YOUR OBJECTIVE: Return each row below verbatim, line for line, leaving out the pictures.

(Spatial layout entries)
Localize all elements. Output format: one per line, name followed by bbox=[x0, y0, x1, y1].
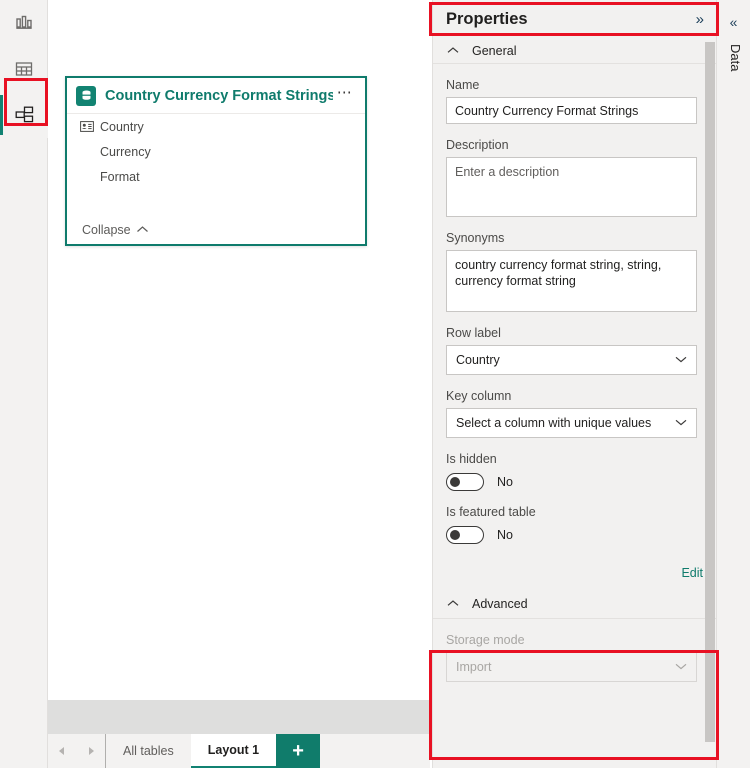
storage-mode-dropdown: Import bbox=[446, 652, 697, 682]
storage-mode-value: Import bbox=[456, 660, 492, 674]
add-layout-button[interactable]: + bbox=[276, 734, 321, 768]
is-hidden-label: Is hidden bbox=[446, 452, 497, 466]
name-input[interactable]: Country Currency Format Strings bbox=[446, 97, 697, 124]
section-title-advanced: Advanced bbox=[472, 596, 528, 611]
layout-tab-bar: All tables Layout 1 + bbox=[48, 734, 430, 768]
chevron-up-icon bbox=[446, 599, 462, 608]
edit-link[interactable]: Edit bbox=[433, 566, 716, 580]
sidebar-item-report-view[interactable] bbox=[0, 0, 48, 46]
sidebar-item-data-view[interactable] bbox=[0, 46, 48, 92]
is-hidden-toggle-row: No bbox=[446, 473, 703, 491]
properties-header: Properties » bbox=[433, 0, 716, 38]
is-hidden-value: No bbox=[497, 475, 513, 489]
chevron-down-icon bbox=[674, 660, 688, 674]
canvas-bottom-strip bbox=[48, 700, 430, 734]
table-field-label: Currency bbox=[100, 144, 151, 159]
key-column-label: Key column bbox=[446, 389, 512, 403]
table-card-title: Country Currency Format Strings bbox=[105, 87, 333, 104]
description-label: Description bbox=[446, 138, 509, 152]
toggle-knob bbox=[450, 477, 460, 487]
sidebar-item-model-view[interactable] bbox=[0, 92, 48, 138]
data-rail: « Data bbox=[716, 0, 750, 768]
page-title: Properties bbox=[446, 9, 528, 28]
general-section-body: Name Country Currency Format Strings Des… bbox=[433, 78, 716, 544]
section-title-general: General bbox=[472, 43, 517, 58]
row-label-label: Row label bbox=[446, 326, 501, 340]
synonyms-label: Synonyms bbox=[446, 231, 505, 245]
chevron-down-icon bbox=[674, 416, 688, 430]
is-hidden-toggle[interactable] bbox=[446, 473, 484, 491]
section-header-general[interactable]: General bbox=[433, 38, 716, 64]
table-field-row[interactable]: Country bbox=[67, 114, 365, 139]
bar-chart-icon bbox=[13, 12, 35, 34]
name-label: Name bbox=[446, 78, 480, 92]
section-header-advanced[interactable]: Advanced bbox=[433, 589, 716, 619]
toggle-knob bbox=[450, 530, 460, 540]
data-pane-label[interactable]: Data bbox=[728, 44, 743, 71]
advanced-section-body: Storage mode Import bbox=[433, 633, 716, 682]
properties-scrollbar[interactable] bbox=[705, 42, 715, 742]
left-nav-rail bbox=[0, 0, 48, 768]
table-card-collapse-button[interactable]: Collapse bbox=[67, 216, 365, 244]
row-label-icon bbox=[80, 121, 94, 132]
synonyms-input[interactable]: country currency format string, string, … bbox=[446, 250, 697, 312]
key-column-value: Select a column with unique values bbox=[456, 416, 652, 430]
chevron-up-icon bbox=[136, 223, 149, 237]
storage-mode-label: Storage mode bbox=[446, 633, 525, 647]
tab-layout-1[interactable]: Layout 1 bbox=[190, 734, 277, 768]
is-featured-label: Is featured table bbox=[446, 505, 536, 519]
double-chevron-right-icon[interactable]: » bbox=[696, 12, 704, 27]
row-label-value: Country bbox=[456, 353, 500, 367]
is-featured-toggle-row: No bbox=[446, 526, 703, 544]
double-chevron-left-icon[interactable]: « bbox=[717, 14, 750, 30]
table-card[interactable]: Country Currency Format Strings ⋯ Countr… bbox=[65, 76, 367, 246]
chevron-right-icon[interactable] bbox=[85, 745, 97, 757]
table-field-label: Format bbox=[100, 169, 140, 184]
collapse-label: Collapse bbox=[82, 223, 131, 237]
table-field-label: Country bbox=[100, 119, 144, 134]
model-relationship-icon bbox=[13, 104, 35, 126]
table-card-header[interactable]: Country Currency Format Strings ⋯ bbox=[67, 78, 365, 114]
table-field-row[interactable]: Format bbox=[67, 164, 365, 189]
table-field-row[interactable]: Currency bbox=[67, 139, 365, 164]
power-bi-model-view: Country Currency Format Strings ⋯ Countr… bbox=[0, 0, 750, 768]
ellipsis-icon[interactable]: ⋯ bbox=[333, 85, 357, 104]
properties-pane: Properties » General Name Country Curren… bbox=[432, 0, 716, 768]
chevron-left-icon[interactable] bbox=[56, 745, 68, 757]
row-label-dropdown[interactable]: Country bbox=[446, 345, 697, 375]
key-column-dropdown[interactable]: Select a column with unique values bbox=[446, 408, 697, 438]
is-featured-toggle[interactable] bbox=[446, 526, 484, 544]
database-table-icon bbox=[76, 85, 96, 106]
chevron-down-icon bbox=[674, 353, 688, 367]
chevron-up-icon bbox=[446, 46, 462, 55]
tab-scroll-arrows bbox=[48, 734, 106, 768]
description-input[interactable]: Enter a description bbox=[446, 157, 697, 217]
table-grid-icon bbox=[13, 58, 35, 80]
tab-all-tables[interactable]: All tables bbox=[106, 734, 191, 768]
advanced-section: Advanced Storage mode Import bbox=[433, 589, 716, 682]
is-featured-value: No bbox=[497, 528, 513, 542]
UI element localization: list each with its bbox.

RESPONSE TO THE EXERCISE:
Localize all elements. Output format: one per line, name followed by bbox=[x0, y0, x1, y1].
storage-mode-dropdown: Import bbox=[446, 652, 697, 682]
storage-mode-value: Import bbox=[456, 660, 492, 674]
add-layout-button[interactable]: + bbox=[276, 734, 321, 768]
is-hidden-label: Is hidden bbox=[446, 452, 497, 466]
name-input[interactable]: Country Currency Format Strings bbox=[446, 97, 697, 124]
section-title-advanced: Advanced bbox=[472, 596, 528, 611]
layout-tab-bar: All tables Layout 1 + bbox=[48, 734, 430, 768]
chevron-up-icon bbox=[446, 599, 462, 608]
edit-link[interactable]: Edit bbox=[433, 566, 716, 580]
sidebar-item-report-view[interactable] bbox=[0, 0, 48, 46]
sidebar-item-data-view[interactable] bbox=[0, 46, 48, 92]
is-hidden-toggle-row: No bbox=[446, 473, 703, 491]
properties-header: Properties » bbox=[433, 0, 716, 38]
is-hidden-value: No bbox=[497, 475, 513, 489]
chevron-down-icon bbox=[674, 660, 688, 674]
canvas-bottom-strip bbox=[48, 700, 430, 734]
table-field-label: Currency bbox=[100, 144, 151, 159]
key-column-label: Key column bbox=[446, 389, 512, 403]
table-card-title: Country Currency Format Strings bbox=[105, 87, 333, 104]
description-label: Description bbox=[446, 138, 509, 152]
toggle-knob bbox=[450, 477, 460, 487]
sidebar-item-model-view[interactable] bbox=[0, 92, 48, 138]
data-rail: « Data bbox=[716, 0, 750, 768]
page-title: Properties bbox=[446, 9, 528, 28]
general-section-body: Name Country Currency Format Strings Des… bbox=[433, 78, 716, 544]
section-title-general: General bbox=[472, 43, 517, 58]
row-label-label: Row label bbox=[446, 326, 501, 340]
synonyms-label: Synonyms bbox=[446, 231, 505, 245]
chevron-down-icon bbox=[674, 416, 688, 430]
is-hidden-toggle[interactable] bbox=[446, 473, 484, 491]
section-header-general[interactable]: General bbox=[433, 38, 716, 64]
table-field-row[interactable]: Country bbox=[67, 114, 365, 139]
bar-chart-icon bbox=[13, 12, 35, 34]
name-label: Name bbox=[446, 78, 480, 92]
section-header-advanced[interactable]: Advanced bbox=[433, 589, 716, 619]
toggle-knob bbox=[450, 530, 460, 540]
data-pane-label[interactable]: Data bbox=[728, 44, 743, 71]
advanced-section-body: Storage mode Import bbox=[433, 633, 716, 682]
properties-scrollbar[interactable] bbox=[705, 42, 715, 742]
left-nav-rail bbox=[0, 0, 48, 768]
table-card-collapse-button[interactable]: Collapse bbox=[67, 216, 365, 244]
row-label-icon bbox=[80, 121, 94, 132]
synonyms-input[interactable]: country currency format string, string, … bbox=[446, 250, 697, 312]
key-column-value: Select a column with unique values bbox=[456, 416, 652, 430]
chevron-up-icon bbox=[136, 223, 149, 237]
storage-mode-label: Storage mode bbox=[446, 633, 525, 647]
tab-layout-1[interactable]: Layout 1 bbox=[190, 734, 277, 768]
is-featured-label: Is featured table bbox=[446, 505, 536, 519]
double-chevron-right-icon[interactable]: » bbox=[696, 12, 704, 27]
row-label-value: Country bbox=[456, 353, 500, 367]
is-featured-toggle-row: No bbox=[446, 526, 703, 544]
double-chevron-left-icon[interactable]: « bbox=[717, 14, 750, 30]
table-card[interactable]: Country Currency Format Strings ⋯ Countr… bbox=[65, 76, 367, 246]
chevron-right-icon[interactable] bbox=[85, 745, 97, 757]
table-field-label: Format bbox=[100, 169, 140, 184]
collapse-label: Collapse bbox=[82, 223, 131, 237]
table-field-label: Country bbox=[100, 119, 144, 134]
model-relationship-icon bbox=[13, 104, 35, 126]
table-card-header[interactable]: Country Currency Format Strings ⋯ bbox=[67, 78, 365, 114]
table-field-row[interactable]: Format bbox=[67, 164, 365, 189]
table-field-row[interactable]: Currency bbox=[67, 139, 365, 164]
power-bi-model-view: Country Currency Format Strings ⋯ Countr… bbox=[0, 0, 750, 768]
ellipsis-icon[interactable]: ⋯ bbox=[333, 85, 357, 104]
properties-pane: Properties » General Name Country Curren… bbox=[432, 0, 716, 768]
chevron-left-icon[interactable] bbox=[56, 745, 68, 757]
row-label-dropdown[interactable]: Country bbox=[446, 345, 697, 375]
key-column-dropdown[interactable]: Select a column with unique values bbox=[446, 408, 697, 438]
is-featured-toggle[interactable] bbox=[446, 526, 484, 544]
database-table-icon bbox=[76, 85, 96, 106]
chevron-down-icon bbox=[674, 353, 688, 367]
chevron-up-icon bbox=[446, 46, 462, 55]
tab-scroll-arrows bbox=[48, 734, 106, 768]
description-input[interactable]: Enter a description bbox=[446, 157, 697, 217]
table-grid-icon bbox=[13, 58, 35, 80]
tab-all-tables[interactable]: All tables bbox=[106, 734, 191, 768]
advanced-section: Advanced Storage mode Import bbox=[433, 589, 716, 682]
is-featured-value: No bbox=[497, 528, 513, 542]
UI element localization: list each with its bbox.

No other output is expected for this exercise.